━━ DATA IN THIS EXERCISE
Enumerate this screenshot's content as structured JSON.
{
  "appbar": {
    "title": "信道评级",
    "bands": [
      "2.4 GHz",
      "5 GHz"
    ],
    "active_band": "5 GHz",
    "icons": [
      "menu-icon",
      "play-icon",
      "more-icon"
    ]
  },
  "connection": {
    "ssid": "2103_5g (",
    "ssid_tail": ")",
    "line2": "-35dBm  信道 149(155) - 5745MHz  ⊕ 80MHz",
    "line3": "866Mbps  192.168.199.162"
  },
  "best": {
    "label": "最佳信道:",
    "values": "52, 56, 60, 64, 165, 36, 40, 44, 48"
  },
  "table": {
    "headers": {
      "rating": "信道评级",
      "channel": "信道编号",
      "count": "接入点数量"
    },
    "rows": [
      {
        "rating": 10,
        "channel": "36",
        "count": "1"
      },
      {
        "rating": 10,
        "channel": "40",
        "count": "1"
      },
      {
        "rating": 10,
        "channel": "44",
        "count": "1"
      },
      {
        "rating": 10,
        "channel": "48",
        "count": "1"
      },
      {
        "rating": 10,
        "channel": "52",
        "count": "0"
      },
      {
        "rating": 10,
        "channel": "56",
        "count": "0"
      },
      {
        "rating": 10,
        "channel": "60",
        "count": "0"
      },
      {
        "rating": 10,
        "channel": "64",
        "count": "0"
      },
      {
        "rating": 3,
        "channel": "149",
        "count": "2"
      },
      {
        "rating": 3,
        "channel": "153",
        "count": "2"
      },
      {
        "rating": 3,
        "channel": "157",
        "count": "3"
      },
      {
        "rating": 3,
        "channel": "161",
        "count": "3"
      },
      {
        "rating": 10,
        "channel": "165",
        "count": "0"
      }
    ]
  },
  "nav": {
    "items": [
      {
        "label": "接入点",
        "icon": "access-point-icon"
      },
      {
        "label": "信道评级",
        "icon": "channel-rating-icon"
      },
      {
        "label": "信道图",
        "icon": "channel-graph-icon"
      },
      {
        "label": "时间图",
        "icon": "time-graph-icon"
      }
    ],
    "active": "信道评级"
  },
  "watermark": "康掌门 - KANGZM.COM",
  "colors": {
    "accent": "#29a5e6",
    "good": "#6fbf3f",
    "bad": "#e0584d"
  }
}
━━━━
OBJECTIVE: Copy out the whole listing exactly; please set it all down.

RESPONSE TO THIS EXERCISE:
Enumerate this screenshot's content as structured JSON.
{
  "appbar": {
    "title": "信道评级",
    "bands": [
      "2.4 GHz",
      "5 GHz"
    ],
    "active_band": "5 GHz",
    "icons": [
      "menu-icon",
      "play-icon",
      "more-icon"
    ]
  },
  "connection": {
    "ssid": "2103_5g (",
    "ssid_tail": ")",
    "line2": "-35dBm  信道 149(155) - 5745MHz  ⊕ 80MHz",
    "line3": "866Mbps  192.168.199.162"
  },
  "best": {
    "label": "最佳信道:",
    "values": "52, 56, 60, 64, 165, 36, 40, 44, 48"
  },
  "table": {
    "headers": {
      "rating": "信道评级",
      "channel": "信道编号",
      "count": "接入点数量"
    },
    "rows": [
      {
        "rating": 10,
        "channel": "36",
        "count": "1"
      },
      {
        "rating": 10,
        "channel": "40",
        "count": "1"
      },
      {
        "rating": 10,
        "channel": "44",
        "count": "1"
      },
      {
        "rating": 10,
        "channel": "48",
        "count": "1"
      },
      {
        "rating": 10,
        "channel": "52",
        "count": "0"
      },
      {
        "rating": 10,
        "channel": "56",
        "count": "0"
      },
      {
        "rating": 10,
        "channel": "60",
        "count": "0"
      },
      {
        "rating": 10,
        "channel": "64",
        "count": "0"
      },
      {
        "rating": 3,
        "channel": "149",
        "count": "2"
      },
      {
        "rating": 3,
        "channel": "153",
        "count": "2"
      },
      {
        "rating": 3,
        "channel": "157",
        "count": "3"
      },
      {
        "rating": 3,
        "channel": "161",
        "count": "3"
      },
      {
        "rating": 10,
        "channel": "165",
        "count": "0"
      }
    ]
  },
  "nav": {
    "items": [
      {
        "label": "接入点",
        "icon": "access-point-icon"
      },
      {
        "label": "信道评级",
        "icon": "channel-rating-icon"
      },
      {
        "label": "信道图",
        "icon": "channel-graph-icon"
      },
      {
        "label": "时间图",
        "icon": "time-graph-icon"
      }
    ],
    "active": "信道评级"
  },
  "watermark": "康掌门 - KANGZM.COM",
  "colors": {
    "accent": "#29a5e6",
    "good": "#6fbf3f",
    "bad": "#e0584d"
  }
}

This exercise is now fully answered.